Requisitos das tarefas:
a: Segundo o texto sobre identidade de gênero, por que o conceito de “travestir” é problemático? Responda em uma a três frases.
b: Transcreva do texto sobre identidade de gênero o trecho que vai de “É extremamente importante” até “no nosso país.”, inclusive.

Texto de apoio:
• • • • •

A identidade de gênero está relacionada com a forma que cada indivíduo se percebe, já a expressão de gênero é como esse indivíduo vai externalizar essa identidade de gênero com a qual se identifica. Orientação/condição sexual está relacionada com a forma que vivencimos nossas sexualidades e as manifestações afetivas/ sexuais, assim sendo, sexo biológico é diferente de gênero, que por sua vez é diferente de identidade de gênero, que pode ou não está relacionado com a orientação sexual do indivíduo. Um bom exemplo disso sou eu, essa humilde mulher que vos escreve, sou uma mulher travestir, de 31 anos, não passável, ou seja, eu não me passo por uma mulher cis, e sou pansexual, que quer dizer que me apaixono por pessoas, idependente de como elas vivenciem ou externalisem suas identidades de gênero e suas sexualidades. Aliás, devo destacar a diferença entre “CIS”, TRANSSEXUAL” E “TRAVESTIR”, ser CIS é quando uma pessoa tem sua identidade de gênero, diretamente, relacionada com seu sexo biológico, isso é, um indivíduo que nasce com o aparelho reprodutor masculino e se ver como homem ou um indivíduo que nasce com o sistema reprodutor feminino e se ver como mulher. Trassexual é a pessoa que nasce com um sistema reprodutor qualquer, macho ou fêmea, mas não se enquadra, psicologicamente, nos papeis atribuidos a esse gênero, exemplo: eu nasci com o sistema reprodutor maculino, mas nunca me encaixei nos papeis do “ser homem”, ao contrario, sempre me percebir como mulher. O conceito de travestir é problemático, primeiro por que ele só existe na América, segundo porque ele surge como uma forma de desdenhar as pessoas trans, logo, travestir e transsexual é a mesma coisa, o conceito de transsexual surge quando começam a se popularizar a imagem de mulheres trans passáveis, ou seja, que se pareciam com mulheres cis, um bom exemplo é a modelo Roberta Close. Essa introdução e conceitos podem parecer difíceis à primeira vista, mas devem ser compreendidos a absorvidos por todos nós, é necessário a popularização desse debate, para que haja a garantia de respeito, direitos básicos e a quebra do tabu que é se falar em gênero no Brasil.   
    É extremamente importante entender que a urgência em torno desse debate ocorre por causa das diversas formas de violência que mulheres travestis e pessoas trans sofrem no nosso país. 
    1. O Brasil é o país mais violento contra transexuais. E o que mais procura pornografia trans na Internet
    2. O Brasil mantém a posição de país que mais mata transexuais no mundo, à frente de México e Estados Unidos
    3. A expectativa de uma mulher trans no Brasil é de 37 anos de idade.                De acordo com a ANTRA: Associação Nacional de Travestir e Transexuais do Brasil, em 2020 175 mulheres “T” foram assassinadas no país, sendo que os números não incluem as violências ou mortes de homens trans
    O dossiê também aponta:
    1. Não foram reportados assassinatos de homens trans em 2020.

• • • • •

Conjunto de dados:
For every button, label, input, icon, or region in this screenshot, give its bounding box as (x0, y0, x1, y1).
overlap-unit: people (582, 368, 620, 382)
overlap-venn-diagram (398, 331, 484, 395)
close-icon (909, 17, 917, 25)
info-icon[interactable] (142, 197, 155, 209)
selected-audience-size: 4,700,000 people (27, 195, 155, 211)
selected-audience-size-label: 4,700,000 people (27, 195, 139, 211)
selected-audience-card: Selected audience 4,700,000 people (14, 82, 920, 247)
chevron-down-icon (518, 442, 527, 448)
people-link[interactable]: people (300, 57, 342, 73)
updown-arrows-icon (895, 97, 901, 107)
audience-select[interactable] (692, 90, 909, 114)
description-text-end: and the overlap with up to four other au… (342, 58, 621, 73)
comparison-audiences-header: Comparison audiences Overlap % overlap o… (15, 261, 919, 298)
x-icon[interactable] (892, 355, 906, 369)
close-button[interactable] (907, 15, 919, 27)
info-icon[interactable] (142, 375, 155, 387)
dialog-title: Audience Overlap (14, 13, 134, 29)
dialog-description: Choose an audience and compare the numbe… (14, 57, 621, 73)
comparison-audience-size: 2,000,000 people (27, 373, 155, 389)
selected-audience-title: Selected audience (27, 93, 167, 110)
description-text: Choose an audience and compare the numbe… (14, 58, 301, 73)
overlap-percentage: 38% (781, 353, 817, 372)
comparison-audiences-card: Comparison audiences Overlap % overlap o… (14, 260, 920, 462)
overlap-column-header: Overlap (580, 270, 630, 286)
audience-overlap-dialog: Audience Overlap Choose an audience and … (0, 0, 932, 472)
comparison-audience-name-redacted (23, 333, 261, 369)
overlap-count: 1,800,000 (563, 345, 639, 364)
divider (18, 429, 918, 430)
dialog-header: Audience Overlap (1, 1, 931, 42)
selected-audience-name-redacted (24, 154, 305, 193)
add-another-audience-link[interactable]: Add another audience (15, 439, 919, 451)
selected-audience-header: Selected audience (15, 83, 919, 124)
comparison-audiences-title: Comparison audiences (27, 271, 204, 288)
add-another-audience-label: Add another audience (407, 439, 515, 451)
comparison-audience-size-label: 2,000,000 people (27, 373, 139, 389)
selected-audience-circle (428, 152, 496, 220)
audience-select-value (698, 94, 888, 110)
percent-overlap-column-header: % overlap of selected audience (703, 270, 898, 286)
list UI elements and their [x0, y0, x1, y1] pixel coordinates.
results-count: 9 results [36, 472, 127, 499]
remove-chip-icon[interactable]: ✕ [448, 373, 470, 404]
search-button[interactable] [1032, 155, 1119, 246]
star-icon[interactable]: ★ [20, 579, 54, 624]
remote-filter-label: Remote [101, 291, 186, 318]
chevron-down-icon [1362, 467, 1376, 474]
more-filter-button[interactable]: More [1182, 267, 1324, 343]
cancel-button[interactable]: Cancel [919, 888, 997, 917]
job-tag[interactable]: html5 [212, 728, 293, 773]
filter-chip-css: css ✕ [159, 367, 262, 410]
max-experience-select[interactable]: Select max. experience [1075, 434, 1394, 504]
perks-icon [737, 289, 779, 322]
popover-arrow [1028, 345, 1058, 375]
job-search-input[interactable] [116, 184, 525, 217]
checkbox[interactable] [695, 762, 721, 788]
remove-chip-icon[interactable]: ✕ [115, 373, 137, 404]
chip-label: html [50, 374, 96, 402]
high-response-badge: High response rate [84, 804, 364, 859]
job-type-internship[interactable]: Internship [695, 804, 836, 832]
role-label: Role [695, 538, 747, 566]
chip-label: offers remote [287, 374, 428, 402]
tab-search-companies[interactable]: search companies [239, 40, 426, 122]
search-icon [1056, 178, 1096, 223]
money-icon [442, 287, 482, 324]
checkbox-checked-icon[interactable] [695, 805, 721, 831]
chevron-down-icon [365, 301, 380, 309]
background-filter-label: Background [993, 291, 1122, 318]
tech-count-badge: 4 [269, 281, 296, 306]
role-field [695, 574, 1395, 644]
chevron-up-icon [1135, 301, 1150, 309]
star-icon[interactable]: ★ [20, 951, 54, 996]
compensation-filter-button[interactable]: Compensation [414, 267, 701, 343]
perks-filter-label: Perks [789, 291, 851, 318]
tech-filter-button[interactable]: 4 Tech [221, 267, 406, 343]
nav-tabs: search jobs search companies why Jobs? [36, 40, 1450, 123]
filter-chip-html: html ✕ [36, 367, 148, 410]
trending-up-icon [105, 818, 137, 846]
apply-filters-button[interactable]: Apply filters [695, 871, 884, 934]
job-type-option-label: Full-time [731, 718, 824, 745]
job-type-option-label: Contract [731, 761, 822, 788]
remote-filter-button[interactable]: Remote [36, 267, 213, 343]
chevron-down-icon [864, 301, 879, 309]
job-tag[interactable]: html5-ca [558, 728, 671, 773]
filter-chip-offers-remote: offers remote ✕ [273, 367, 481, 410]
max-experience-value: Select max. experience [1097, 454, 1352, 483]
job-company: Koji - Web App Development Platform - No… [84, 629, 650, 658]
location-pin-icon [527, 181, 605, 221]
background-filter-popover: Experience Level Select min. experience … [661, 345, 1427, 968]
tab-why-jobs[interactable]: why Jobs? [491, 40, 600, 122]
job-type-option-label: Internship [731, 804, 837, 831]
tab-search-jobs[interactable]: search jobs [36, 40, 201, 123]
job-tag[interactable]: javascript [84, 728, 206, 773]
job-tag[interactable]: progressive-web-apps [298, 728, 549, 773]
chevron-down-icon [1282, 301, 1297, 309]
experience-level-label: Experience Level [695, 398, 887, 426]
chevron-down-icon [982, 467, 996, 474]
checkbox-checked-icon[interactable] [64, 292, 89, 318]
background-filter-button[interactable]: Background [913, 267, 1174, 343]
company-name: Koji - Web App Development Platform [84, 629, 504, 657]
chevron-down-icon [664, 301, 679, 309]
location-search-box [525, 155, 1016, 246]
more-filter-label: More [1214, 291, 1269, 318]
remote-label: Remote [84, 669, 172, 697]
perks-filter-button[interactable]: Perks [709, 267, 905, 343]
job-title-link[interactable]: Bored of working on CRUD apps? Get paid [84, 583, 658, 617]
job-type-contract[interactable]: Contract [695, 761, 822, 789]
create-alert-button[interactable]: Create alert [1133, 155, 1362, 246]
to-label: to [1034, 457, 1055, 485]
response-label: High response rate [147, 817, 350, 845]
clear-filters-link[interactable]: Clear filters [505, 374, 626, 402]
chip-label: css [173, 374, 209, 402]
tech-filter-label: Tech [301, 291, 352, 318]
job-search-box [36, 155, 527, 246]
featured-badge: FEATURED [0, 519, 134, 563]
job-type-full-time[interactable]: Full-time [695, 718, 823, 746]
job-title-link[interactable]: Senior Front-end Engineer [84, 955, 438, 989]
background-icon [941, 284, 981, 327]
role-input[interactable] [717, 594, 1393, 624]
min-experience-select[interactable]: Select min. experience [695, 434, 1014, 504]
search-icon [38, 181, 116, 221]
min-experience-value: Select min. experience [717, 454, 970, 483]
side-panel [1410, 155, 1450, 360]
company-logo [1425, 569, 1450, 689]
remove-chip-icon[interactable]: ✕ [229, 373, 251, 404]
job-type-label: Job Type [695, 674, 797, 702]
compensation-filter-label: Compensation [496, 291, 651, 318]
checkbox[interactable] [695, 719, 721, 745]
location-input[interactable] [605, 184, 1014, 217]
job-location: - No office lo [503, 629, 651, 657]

• • • • •

Respostas do exercício:
a: O conceito é problemático, em primeiro lugar, porque só existe na América. Em segundo lugar, surgiu como uma forma de desdenhar as pessoas trans.

b:
É extremamente importante entender que a urgência em torno desse debate ocorre por causa das diversas formas de violência que mulheres travestis e pessoas trans sofrem no nosso país.